Identify all lines in the data containing the string "Acid". Copy them out.

**Records supplied**

--*--

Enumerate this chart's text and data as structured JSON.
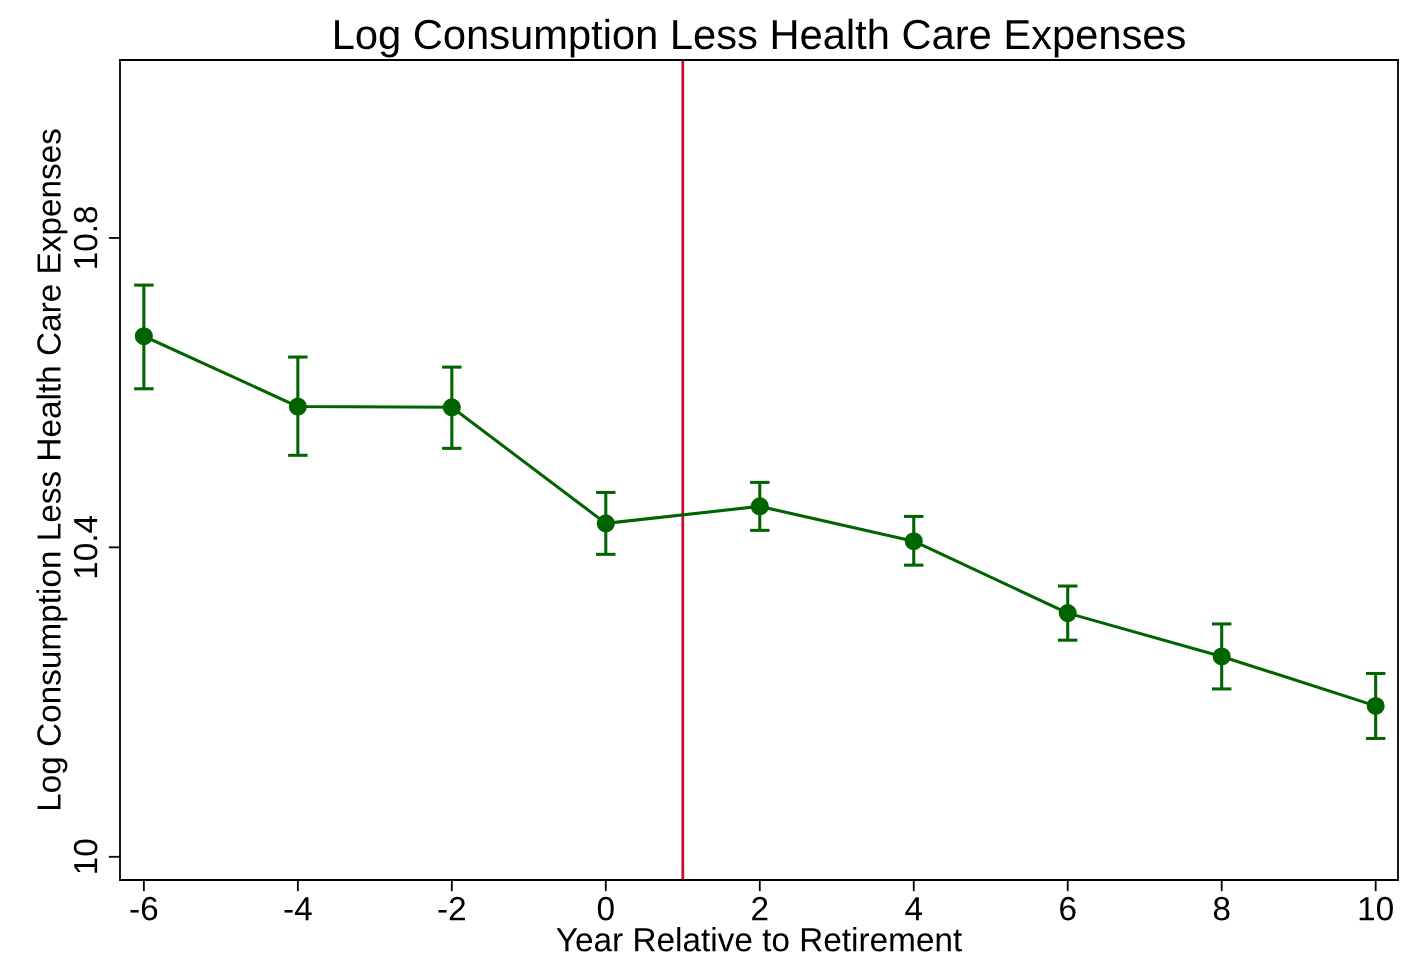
{
  "chart_data": {
    "type": "line",
    "title": "Log Consumption Less Health Care Expenses",
    "xlabel": "Year Relative to Retirement",
    "ylabel": "Log Consumption Less Health Care Expenses",
    "x": [
      -6,
      -4,
      -2,
      0,
      2,
      4,
      6,
      8,
      10
    ],
    "series": [
      {
        "color": "#006400",
        "values": [
          10.673,
          10.582,
          10.581,
          10.431,
          10.453,
          10.408,
          10.315,
          10.259,
          10.195
        ],
        "errors": [
          [
            10.605,
            10.739
          ],
          [
            10.519,
            10.646
          ],
          [
            10.528,
            10.633
          ],
          [
            10.391,
            10.471
          ],
          [
            10.422,
            10.484
          ],
          [
            10.377,
            10.44
          ],
          [
            10.28,
            10.35
          ],
          [
            10.217,
            10.301
          ],
          [
            10.153,
            10.237
          ]
        ]
      }
    ],
    "marker": "circle",
    "line_style": "solid",
    "xlim": [
      -6.31,
      10.29
    ],
    "ylim": [
      9.97,
      11.03
    ],
    "xticks": [
      -6,
      -4,
      -2,
      0,
      2,
      4,
      6,
      8,
      10
    ],
    "yticks": [
      10,
      10.4,
      10.8
    ],
    "ref_lines": [
      {
        "axis": "x",
        "value": 1,
        "color": "#c8102e"
      }
    ],
    "grid": false,
    "legend": false
  }
}
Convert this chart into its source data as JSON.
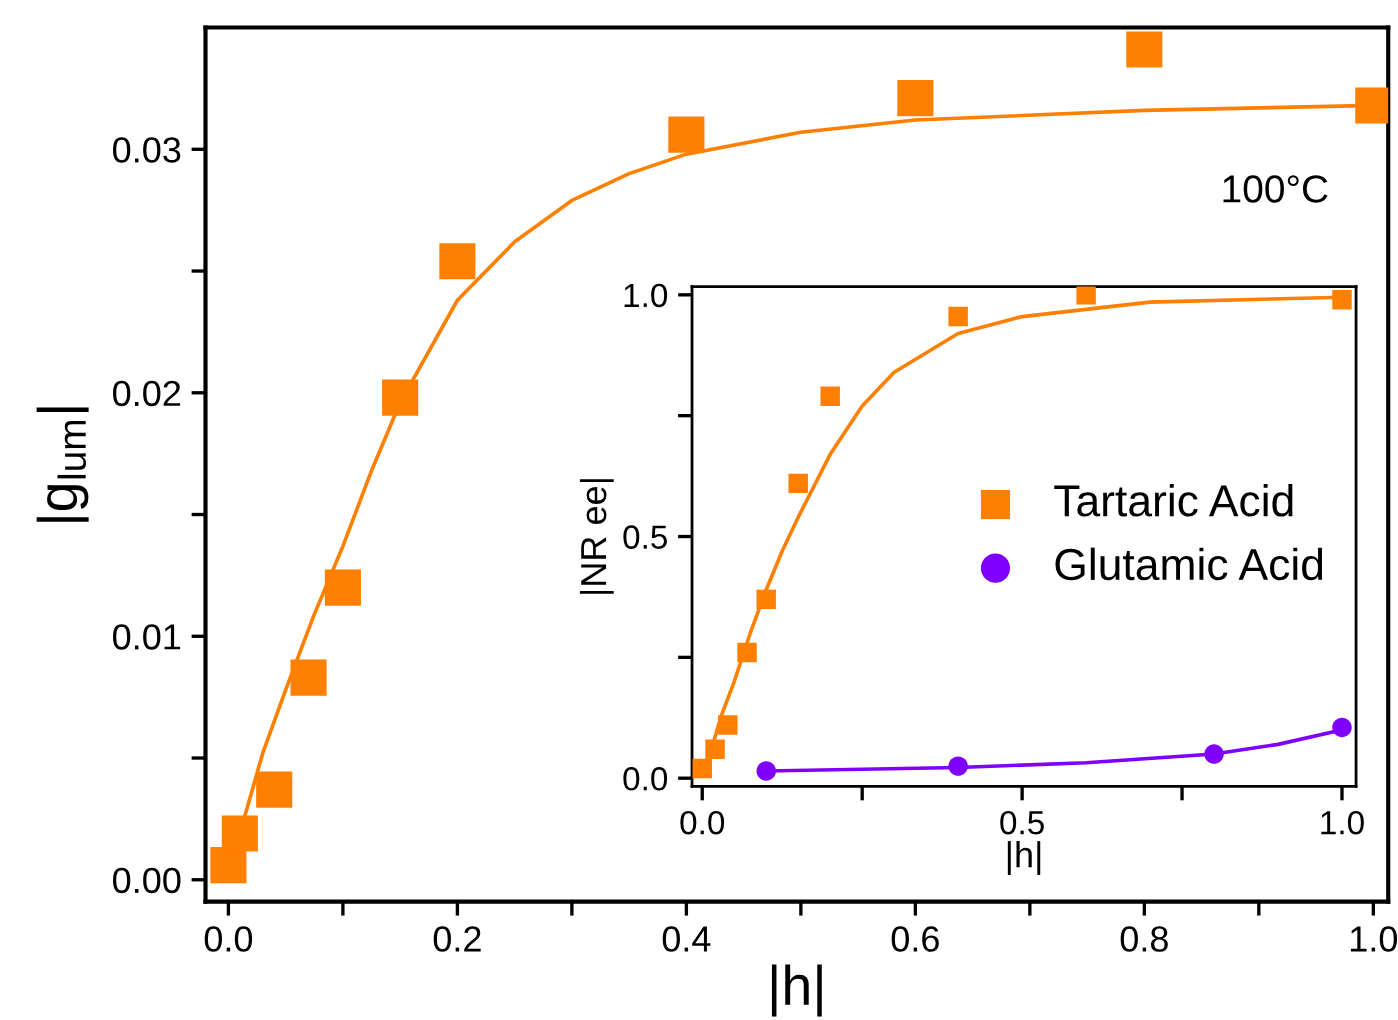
{
  "chart_data": [
    {
      "type": "scatter",
      "xlabel": "|h|",
      "ylabel": "|g$_{lum}$|",
      "annotations": [
        "100°C"
      ],
      "grid": false,
      "legend": false,
      "xlim": [
        -0.02,
        1.013
      ],
      "ylim": [
        -0.0009,
        0.035
      ],
      "xticks": [
        {
          "value": 0,
          "label": "0.0"
        },
        {
          "value": 0.1,
          "label": null
        },
        {
          "value": 0.2,
          "label": "0.2"
        },
        {
          "value": 0.3,
          "label": null
        },
        {
          "value": 0.4,
          "label": "0.4"
        },
        {
          "value": 0.5,
          "label": null
        },
        {
          "value": 0.6,
          "label": "0.6"
        },
        {
          "value": 0.7,
          "label": null
        },
        {
          "value": 0.8,
          "label": "0.8"
        },
        {
          "value": 0.9,
          "label": null
        },
        {
          "value": 1.0,
          "label": "1.0"
        }
      ],
      "yticks": [
        {
          "value": 0,
          "label": "0.00"
        },
        {
          "value": 0.005,
          "label": null
        },
        0.01,
        {
          "value": 0.015,
          "label": null
        },
        0.02,
        {
          "value": 0.025,
          "label": null
        },
        0.03
      ],
      "series": [
        {
          "marker": "square",
          "color": "#ff7f00",
          "x": [
            0.0,
            0.01,
            0.04,
            0.07,
            0.1,
            0.15,
            0.2,
            0.4,
            0.6,
            0.8,
            1.0
          ],
          "values": [
            0.0006,
            0.0019,
            0.0037,
            0.0083,
            0.012,
            0.0198,
            0.0254,
            0.0306,
            0.0321,
            0.0341,
            0.0318
          ]
        },
        {
          "type": "line",
          "color": "#ff7f00",
          "x": [
            0.01,
            0.03,
            0.05,
            0.075,
            0.1,
            0.125,
            0.15,
            0.2,
            0.25,
            0.3,
            0.35,
            0.4,
            0.5,
            0.6,
            0.8,
            1.0
          ],
          "values": [
            0.0019,
            0.0052,
            0.0078,
            0.0109,
            0.0137,
            0.0168,
            0.0196,
            0.0238,
            0.0262,
            0.0279,
            0.029,
            0.0298,
            0.0307,
            0.0312,
            0.0316,
            0.0318
          ]
        }
      ]
    },
    {
      "type": "scatter",
      "xlabel": "|h|",
      "ylabel": "|NR ee|",
      "grid": false,
      "legend": "right",
      "xlim": [
        -0.016,
        1.022
      ],
      "ylim": [
        -0.017,
        1.017
      ],
      "xticks": [
        {
          "value": 0,
          "label": "0.0"
        },
        {
          "value": 0.25,
          "label": null
        },
        0.5,
        {
          "value": 0.75,
          "label": null
        },
        {
          "value": 1.0,
          "label": "1.0"
        }
      ],
      "yticks": [
        {
          "value": 0,
          "label": "0.0"
        },
        {
          "value": 0.25,
          "label": null
        },
        0.5,
        {
          "value": 0.75,
          "label": null
        },
        {
          "value": 1.0,
          "label": "1.0"
        }
      ],
      "series": [
        {
          "name": "Tartaric Acid",
          "marker": "square",
          "color": "#ff7f00",
          "x": [
            0.0,
            0.02,
            0.04,
            0.07,
            0.1,
            0.15,
            0.2,
            0.4,
            0.6,
            1.0
          ],
          "values": [
            0.02,
            0.06,
            0.11,
            0.26,
            0.37,
            0.61,
            0.79,
            0.955,
            1.0,
            0.99
          ]
        },
        {
          "name": "Glutamic Acid",
          "marker": "circle",
          "color": "#8000ff",
          "x": [
            0.1,
            0.4,
            0.8,
            1.0
          ],
          "values": [
            0.015,
            0.025,
            0.05,
            0.105
          ]
        },
        {
          "type": "line",
          "color": "#ff7f00",
          "x": [
            0.01,
            0.03,
            0.05,
            0.075,
            0.1,
            0.125,
            0.15,
            0.2,
            0.25,
            0.3,
            0.4,
            0.5,
            0.7,
            1.0
          ],
          "values": [
            0.04,
            0.13,
            0.2,
            0.3,
            0.39,
            0.47,
            0.54,
            0.67,
            0.77,
            0.84,
            0.92,
            0.955,
            0.985,
            0.995
          ]
        },
        {
          "type": "line",
          "color": "#8000ff",
          "x": [
            0.1,
            0.4,
            0.6,
            0.8,
            0.9,
            1.0
          ],
          "values": [
            0.015,
            0.022,
            0.032,
            0.05,
            0.07,
            0.1
          ]
        }
      ]
    }
  ]
}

--*--

**Output of the task**
          "name": "Tartaric Acid",
          "name": "Glutamic Acid",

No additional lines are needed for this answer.